WHAT YOU WILL DO. Set down each line of the material that follows, exactly, with no pictures.

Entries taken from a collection
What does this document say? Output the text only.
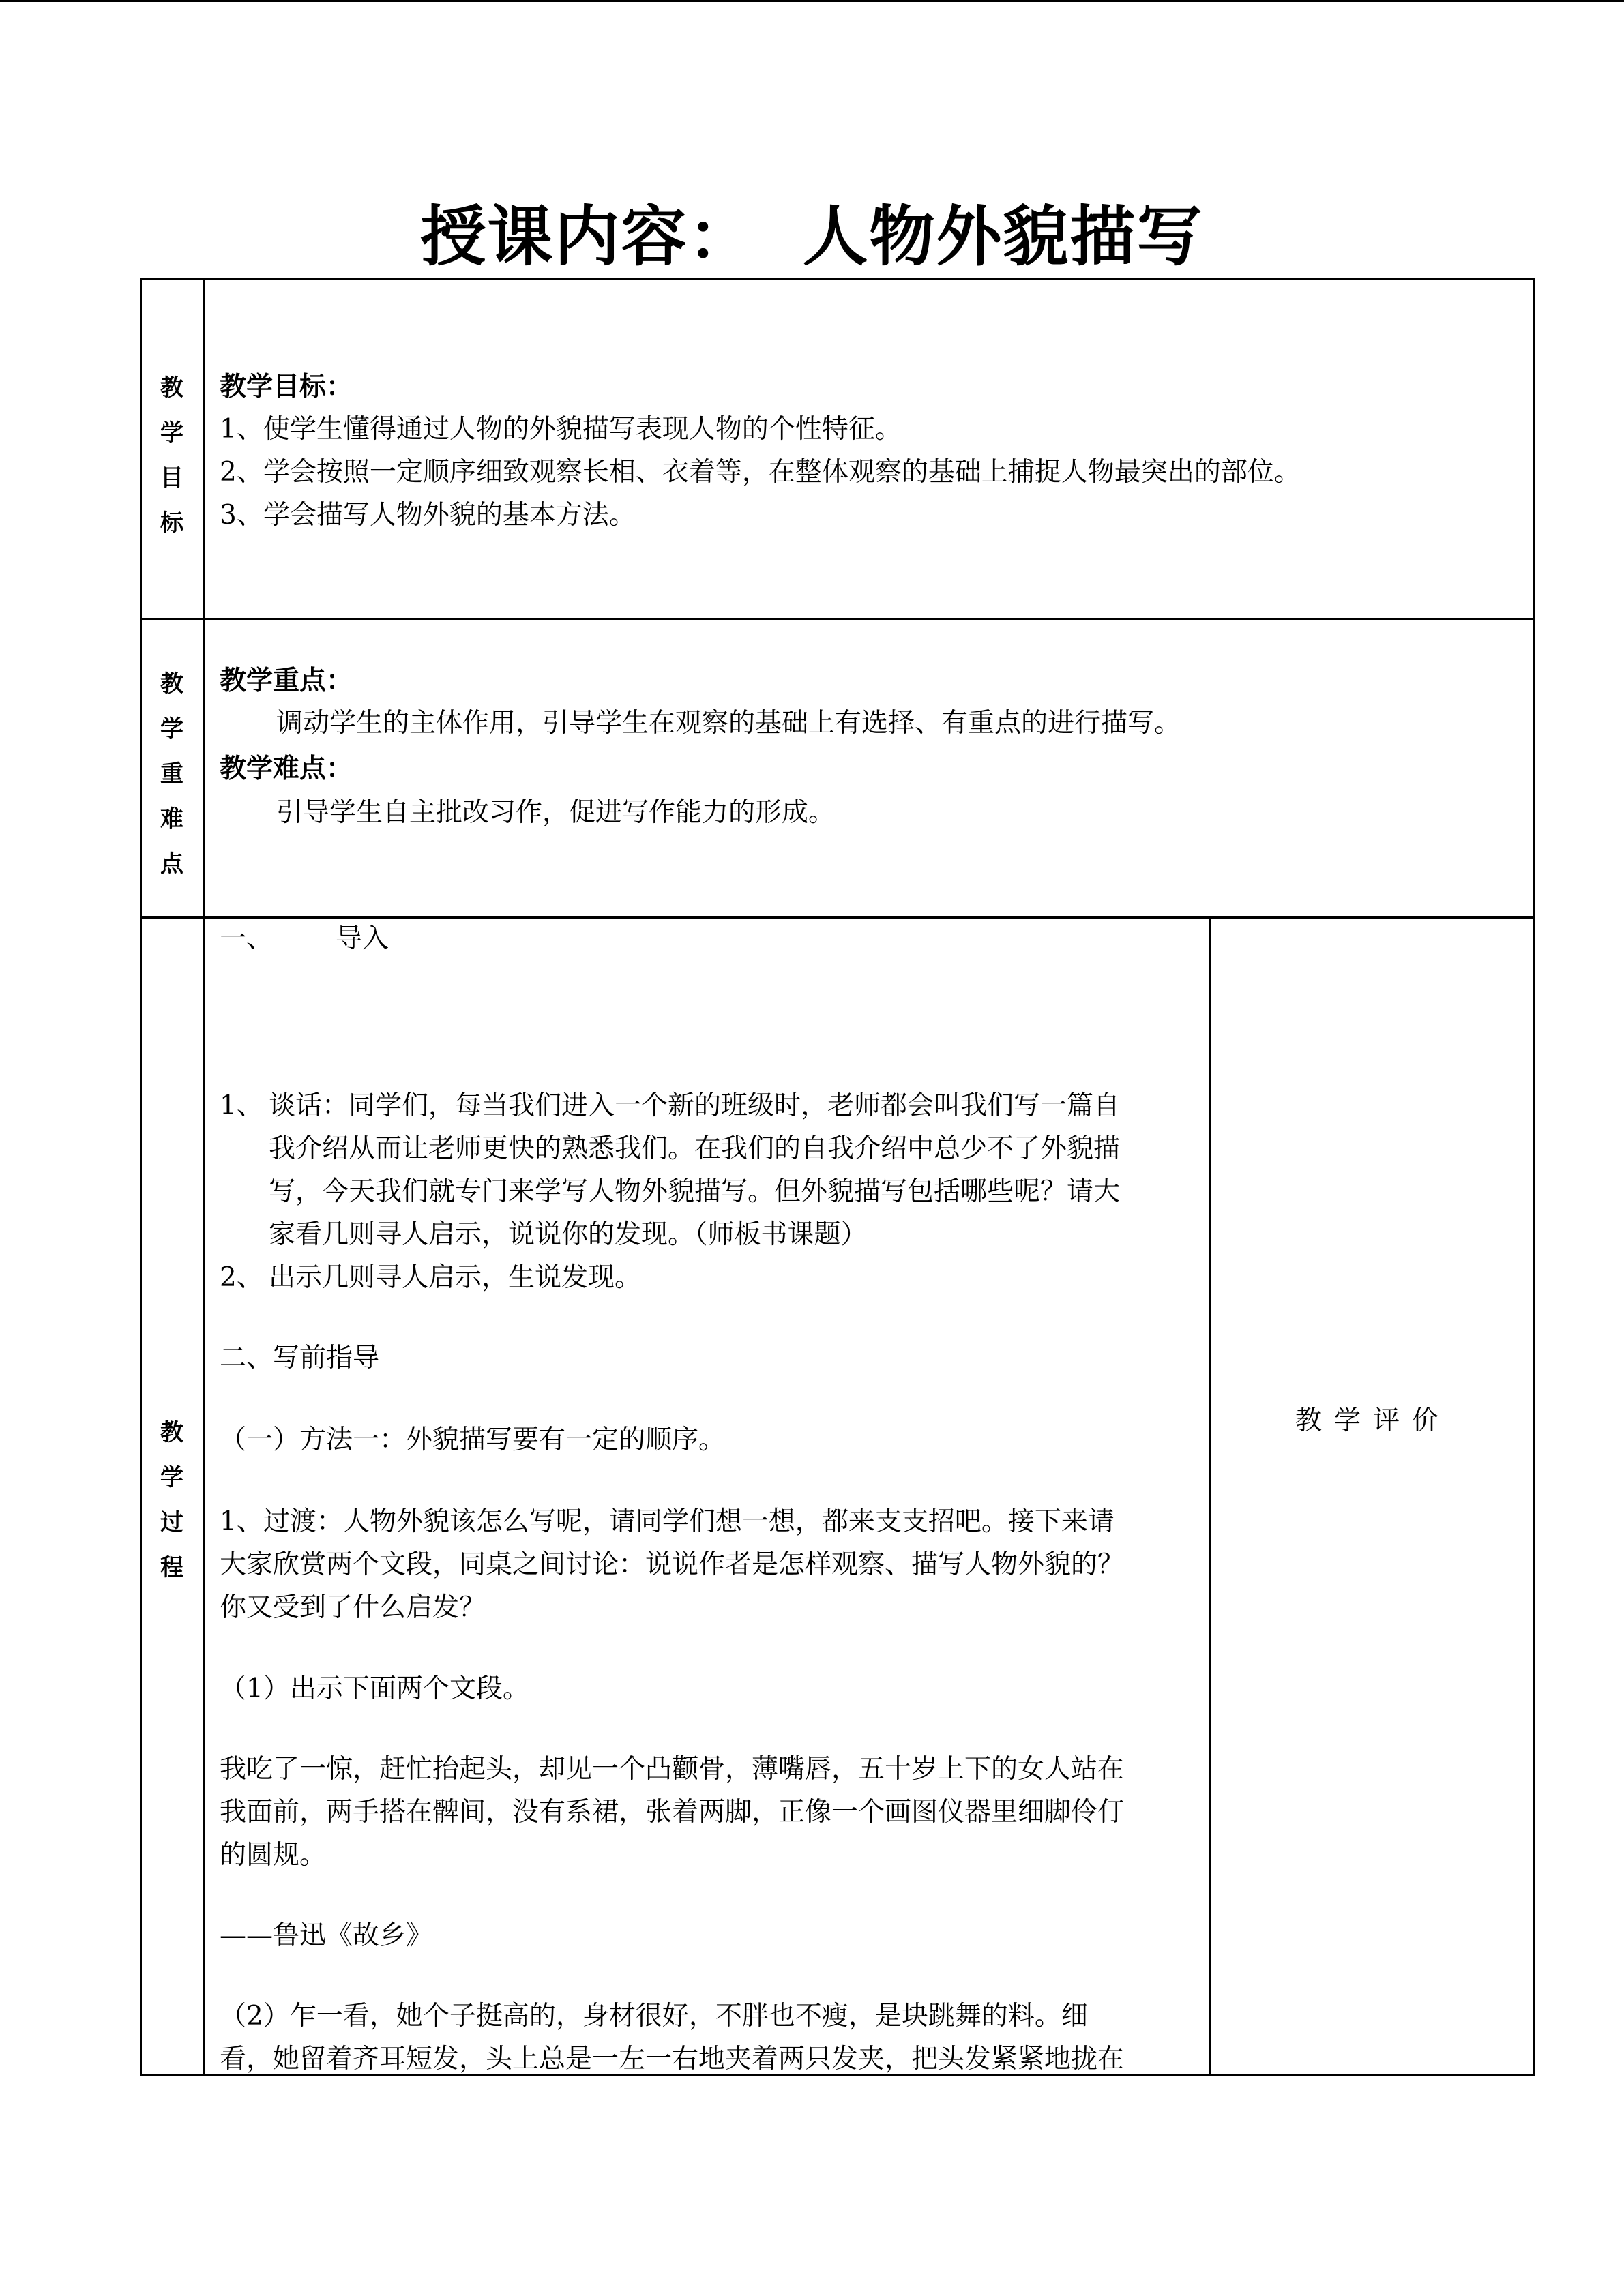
授课内容： 人物外貌描写
教
学
目
标
教学目标：
1、使学生懂得通过人物的外貌描写表现人物的个性特征。
2、学会按照一定顺序细致观察长相、衣着等，在整体观察的基础上捕捉人物最突出的部位。
3、学会描写人物外貌的基本方法。
教
学
重
难
点
教学重点：
调动学生的主体作用，引导学生在观察的基础上有选择、有重点的进行描写。
教学难点：
引导学生自主批改习作，促进写作能力的形成。
教
学
过
程
一、 导入
1、 谈话：同学们，每当我们进入一个新的班级时，老师都会叫我们写一篇自
我介绍从而让老师更快的熟悉我们。在我们的自我介绍中总少不了外貌描
写，今天我们就专门来学写人物外貌描写。但外貌描写包括哪些呢？请大
家看几则寻人启示，说说你的发现。（师板书课题）
2、 出示几则寻人启示，生说发现。
二、写前指导
（一）方法一：外貌描写要有一定的顺序。
1、过渡：人物外貌该怎么写呢，请同学们想一想，都来支支招吧。接下来请
大家欣赏两个文段，同桌之间讨论：说说作者是怎样观察、描写人物外貌的？
你又受到了什么启发？
（1）出示下面两个文段。
我吃了一惊，赶忙抬起头，却见一个凸颧骨，薄嘴唇，五十岁上下的女人站在
我面前，两手搭在髀间，没有系裙，张着两脚，正像一个画图仪器里细脚伶仃
的圆规。
——鲁迅《故乡》
（2）乍一看，她个子挺高的，身材很好，不胖也不瘦，是块跳舞的料。细
看，她留着齐耳短发，头上总是一左一右地夹着两只发夹，把头发紧紧地拢在
教学评价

REPLY TO THE TASK.
What does this document say? Output the text only.
授课内容： 人物外貌描写
教
学
目
标
教学目标：
1、使学生懂得通过人物的外貌描写表现人物的个性特征。
2、学会按照一定顺序细致观察长相、衣着等，在整体观察的基础上捕捉人物最突出的部位。
3、学会描写人物外貌的基本方法。
教
学
重
难
点
教学重点：
调动学生的主体作用，引导学生在观察的基础上有选择、有重点的进行描写。
教学难点：
引导学生自主批改习作，促进写作能力的形成。
教
学
过
程
一、 导入
1、 谈话：同学们，每当我们进入一个新的班级时，老师都会叫我们写一篇自
我介绍从而让老师更快的熟悉我们。在我们的自我介绍中总少不了外貌描
写，今天我们就专门来学写人物外貌描写。但外貌描写包括哪些呢？请大
家看几则寻人启示，说说你的发现。（师板书课题）
2、 出示几则寻人启示，生说发现。
二、写前指导
（一）方法一：外貌描写要有一定的顺序。
1、过渡：人物外貌该怎么写呢，请同学们想一想，都来支支招吧。接下来请
大家欣赏两个文段，同桌之间讨论：说说作者是怎样观察、描写人物外貌的？
你又受到了什么启发？
（1）出示下面两个文段。
我吃了一惊，赶忙抬起头，却见一个凸颧骨，薄嘴唇，五十岁上下的女人站在
我面前，两手搭在髀间，没有系裙，张着两脚，正像一个画图仪器里细脚伶仃
的圆规。
——鲁迅《故乡》
（2）乍一看，她个子挺高的，身材很好，不胖也不瘦，是块跳舞的料。细
看，她留着齐耳短发，头上总是一左一右地夹着两只发夹，把头发紧紧地拢在
教学评价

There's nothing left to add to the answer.